## [Exercise prompt]
You are to retype all of the data exactly as it appears.

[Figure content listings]
^^^^
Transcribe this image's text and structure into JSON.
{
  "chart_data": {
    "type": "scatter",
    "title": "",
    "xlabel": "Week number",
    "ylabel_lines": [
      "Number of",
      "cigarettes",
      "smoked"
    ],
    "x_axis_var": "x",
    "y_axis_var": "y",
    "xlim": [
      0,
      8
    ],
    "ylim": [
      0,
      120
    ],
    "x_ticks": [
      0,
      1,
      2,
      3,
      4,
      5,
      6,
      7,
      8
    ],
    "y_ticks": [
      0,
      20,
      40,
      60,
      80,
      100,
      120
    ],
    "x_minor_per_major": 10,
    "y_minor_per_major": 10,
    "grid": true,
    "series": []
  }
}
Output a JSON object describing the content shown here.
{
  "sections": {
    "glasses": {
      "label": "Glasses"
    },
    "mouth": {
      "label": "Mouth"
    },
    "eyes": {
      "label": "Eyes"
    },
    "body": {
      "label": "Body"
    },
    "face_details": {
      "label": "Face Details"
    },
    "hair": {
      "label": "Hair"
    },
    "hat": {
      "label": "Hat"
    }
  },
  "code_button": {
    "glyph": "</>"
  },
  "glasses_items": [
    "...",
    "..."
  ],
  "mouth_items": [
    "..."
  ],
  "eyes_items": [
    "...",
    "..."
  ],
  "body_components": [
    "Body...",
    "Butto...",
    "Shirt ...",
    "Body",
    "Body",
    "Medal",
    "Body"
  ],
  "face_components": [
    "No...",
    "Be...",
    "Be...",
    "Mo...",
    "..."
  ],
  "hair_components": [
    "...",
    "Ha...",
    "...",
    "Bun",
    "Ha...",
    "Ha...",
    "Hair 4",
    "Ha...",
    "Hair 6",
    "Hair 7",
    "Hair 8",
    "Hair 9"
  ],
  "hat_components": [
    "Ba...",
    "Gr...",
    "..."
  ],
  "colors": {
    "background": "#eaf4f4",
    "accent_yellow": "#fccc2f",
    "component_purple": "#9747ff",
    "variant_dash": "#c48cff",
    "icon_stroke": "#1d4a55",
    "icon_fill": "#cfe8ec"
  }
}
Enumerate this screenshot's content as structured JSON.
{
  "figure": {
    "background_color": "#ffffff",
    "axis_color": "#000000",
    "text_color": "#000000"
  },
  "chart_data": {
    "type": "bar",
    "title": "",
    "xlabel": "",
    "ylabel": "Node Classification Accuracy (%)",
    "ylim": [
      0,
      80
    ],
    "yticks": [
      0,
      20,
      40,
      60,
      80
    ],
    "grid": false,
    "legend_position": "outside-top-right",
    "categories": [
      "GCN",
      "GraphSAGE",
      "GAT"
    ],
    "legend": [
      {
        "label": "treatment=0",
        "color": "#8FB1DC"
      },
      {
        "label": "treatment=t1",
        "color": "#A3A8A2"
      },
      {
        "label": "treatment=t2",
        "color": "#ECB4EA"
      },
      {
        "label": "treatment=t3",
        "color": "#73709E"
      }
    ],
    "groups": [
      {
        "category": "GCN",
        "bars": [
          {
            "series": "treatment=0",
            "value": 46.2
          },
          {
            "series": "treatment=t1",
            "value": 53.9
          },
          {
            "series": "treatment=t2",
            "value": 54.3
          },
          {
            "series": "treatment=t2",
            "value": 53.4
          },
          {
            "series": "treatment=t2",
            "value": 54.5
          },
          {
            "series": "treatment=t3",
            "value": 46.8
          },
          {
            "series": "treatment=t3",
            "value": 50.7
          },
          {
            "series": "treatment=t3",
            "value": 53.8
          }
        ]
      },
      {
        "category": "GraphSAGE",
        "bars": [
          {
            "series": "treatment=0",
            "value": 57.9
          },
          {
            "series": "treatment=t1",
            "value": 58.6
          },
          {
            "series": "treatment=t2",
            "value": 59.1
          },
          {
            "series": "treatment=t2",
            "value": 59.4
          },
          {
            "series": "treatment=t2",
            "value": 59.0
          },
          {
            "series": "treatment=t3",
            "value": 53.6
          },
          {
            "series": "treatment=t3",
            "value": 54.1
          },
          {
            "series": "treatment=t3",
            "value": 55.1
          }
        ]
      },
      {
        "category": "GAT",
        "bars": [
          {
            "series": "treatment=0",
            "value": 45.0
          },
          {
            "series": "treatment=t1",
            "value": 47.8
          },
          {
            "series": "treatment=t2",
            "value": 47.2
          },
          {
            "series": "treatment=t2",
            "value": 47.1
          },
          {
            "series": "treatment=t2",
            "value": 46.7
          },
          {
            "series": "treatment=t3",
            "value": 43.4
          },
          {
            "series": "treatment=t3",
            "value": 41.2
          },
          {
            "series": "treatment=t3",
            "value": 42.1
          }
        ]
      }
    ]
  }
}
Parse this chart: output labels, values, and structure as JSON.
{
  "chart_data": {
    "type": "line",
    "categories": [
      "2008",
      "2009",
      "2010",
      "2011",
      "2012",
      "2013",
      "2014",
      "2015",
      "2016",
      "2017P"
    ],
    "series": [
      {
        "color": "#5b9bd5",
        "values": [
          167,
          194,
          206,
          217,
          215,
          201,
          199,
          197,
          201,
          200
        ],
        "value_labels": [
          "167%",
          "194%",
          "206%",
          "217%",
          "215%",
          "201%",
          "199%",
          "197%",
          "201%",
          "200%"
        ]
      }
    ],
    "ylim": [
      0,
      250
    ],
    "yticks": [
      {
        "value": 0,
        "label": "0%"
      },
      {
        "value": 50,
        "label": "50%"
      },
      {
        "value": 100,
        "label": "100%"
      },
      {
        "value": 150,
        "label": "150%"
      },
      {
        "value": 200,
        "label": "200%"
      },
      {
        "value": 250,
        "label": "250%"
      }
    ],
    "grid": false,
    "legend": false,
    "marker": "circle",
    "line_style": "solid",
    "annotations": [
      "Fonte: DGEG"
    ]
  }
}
^^^^
## [Answer to this task]
Transcribe this image's text and structure into JSON.
{
  "chart_data": {
    "type": "scatter",
    "title": "",
    "xlabel": "Week number",
    "ylabel_lines": [
      "Number of",
      "cigarettes",
      "smoked"
    ],
    "x_axis_var": "x",
    "y_axis_var": "y",
    "xlim": [
      0,
      8
    ],
    "ylim": [
      0,
      120
    ],
    "x_ticks": [
      0,
      1,
      2,
      3,
      4,
      5,
      6,
      7,
      8
    ],
    "y_ticks": [
      0,
      20,
      40,
      60,
      80,
      100,
      120
    ],
    "x_minor_per_major": 10,
    "y_minor_per_major": 10,
    "grid": true,
    "series": []
  }
}
Output a JSON object describing the content shown here.
{
  "sections": {
    "glasses": {
      "label": "Glasses"
    },
    "mouth": {
      "label": "Mouth"
    },
    "eyes": {
      "label": "Eyes"
    },
    "body": {
      "label": "Body"
    },
    "face_details": {
      "label": "Face Details"
    },
    "hair": {
      "label": "Hair"
    },
    "hat": {
      "label": "Hat"
    }
  },
  "code_button": {
    "glyph": "</>"
  },
  "glasses_items": [
    "...",
    "..."
  ],
  "mouth_items": [
    "..."
  ],
  "eyes_items": [
    "...",
    "..."
  ],
  "body_components": [
    "Body...",
    "Butto...",
    "Shirt ...",
    "Body",
    "Body",
    "Medal",
    "Body"
  ],
  "face_components": [
    "No...",
    "Be...",
    "Be...",
    "Mo...",
    "..."
  ],
  "hair_components": [
    "...",
    "Ha...",
    "...",
    "Bun",
    "Ha...",
    "Ha...",
    "Hair 4",
    "Ha...",
    "Hair 6",
    "Hair 7",
    "Hair 8",
    "Hair 9"
  ],
  "hat_components": [
    "Ba...",
    "Gr...",
    "..."
  ],
  "colors": {
    "background": "#eaf4f4",
    "accent_yellow": "#fccc2f",
    "component_purple": "#9747ff",
    "variant_dash": "#c48cff",
    "icon_stroke": "#1d4a55",
    "icon_fill": "#cfe8ec"
  }
}
Enumerate this screenshot's content as structured JSON.
{
  "figure": {
    "background_color": "#ffffff",
    "axis_color": "#000000",
    "text_color": "#000000"
  },
  "chart_data": {
    "type": "bar",
    "title": "",
    "xlabel": "",
    "ylabel": "Node Classification Accuracy (%)",
    "ylim": [
      0,
      80
    ],
    "yticks": [
      0,
      20,
      40,
      60,
      80
    ],
    "grid": false,
    "legend_position": "outside-top-right",
    "categories": [
      "GCN",
      "GraphSAGE",
      "GAT"
    ],
    "legend": [
      {
        "label": "treatment=0",
        "color": "#8FB1DC"
      },
      {
        "label": "treatment=t1",
        "color": "#A3A8A2"
      },
      {
        "label": "treatment=t2",
        "color": "#ECB4EA"
      },
      {
        "label": "treatment=t3",
        "color": "#73709E"
      }
    ],
    "groups": [
      {
        "category": "GCN",
        "bars": [
          {
            "series": "treatment=0",
            "value": 46.2
          },
          {
            "series": "treatment=t1",
            "value": 53.9
          },
          {
            "series": "treatment=t2",
            "value": 54.3
          },
          {
            "series": "treatment=t2",
            "value": 53.4
          },
          {
            "series": "treatment=t2",
            "value": 54.5
          },
          {
            "series": "treatment=t3",
            "value": 46.8
          },
          {
            "series": "treatment=t3",
            "value": 50.7
          },
          {
            "series": "treatment=t3",
            "value": 53.8
          }
        ]
      },
      {
        "category": "GraphSAGE",
        "bars": [
          {
            "series": "treatment=0",
            "value": 57.9
          },
          {
            "series": "treatment=t1",
            "value": 58.6
          },
          {
            "series": "treatment=t2",
            "value": 59.1
          },
          {
            "series": "treatment=t2",
            "value": 59.4
          },
          {
            "series": "treatment=t2",
            "value": 59.0
          },
          {
            "series": "treatment=t3",
            "value": 53.6
          },
          {
            "series": "treatment=t3",
            "value": 54.1
          },
          {
            "series": "treatment=t3",
            "value": 55.1
          }
        ]
      },
      {
        "category": "GAT",
        "bars": [
          {
            "series": "treatment=0",
            "value": 45.0
          },
          {
            "series": "treatment=t1",
            "value": 47.8
          },
          {
            "series": "treatment=t2",
            "value": 47.2
          },
          {
            "series": "treatment=t2",
            "value": 47.1
          },
          {
            "series": "treatment=t2",
            "value": 46.7
          },
          {
            "series": "treatment=t3",
            "value": 43.4
          },
          {
            "series": "treatment=t3",
            "value": 41.2
          },
          {
            "series": "treatment=t3",
            "value": 42.1
          }
        ]
      }
    ]
  }
}
Parse this chart: output labels, values, and structure as JSON.
{
  "chart_data": {
    "type": "line",
    "categories": [
      "2008",
      "2009",
      "2010",
      "2011",
      "2012",
      "2013",
      "2014",
      "2015",
      "2016",
      "2017P"
    ],
    "series": [
      {
        "color": "#5b9bd5",
        "values": [
          167,
          194,
          206,
          217,
          215,
          201,
          199,
          197,
          201,
          200
        ],
        "value_labels": [
          "167%",
          "194%",
          "206%",
          "217%",
          "215%",
          "201%",
          "199%",
          "197%",
          "201%",
          "200%"
        ]
      }
    ],
    "ylim": [
      0,
      250
    ],
    "yticks": [
      {
        "value": 0,
        "label": "0%"
      },
      {
        "value": 50,
        "label": "50%"
      },
      {
        "value": 100,
        "label": "100%"
      },
      {
        "value": 150,
        "label": "150%"
      },
      {
        "value": 200,
        "label": "200%"
      },
      {
        "value": 250,
        "label": "250%"
      }
    ],
    "grid": false,
    "legend": false,
    "marker": "circle",
    "line_style": "solid",
    "annotations": [
      "Fonte: DGEG"
    ]
  }
}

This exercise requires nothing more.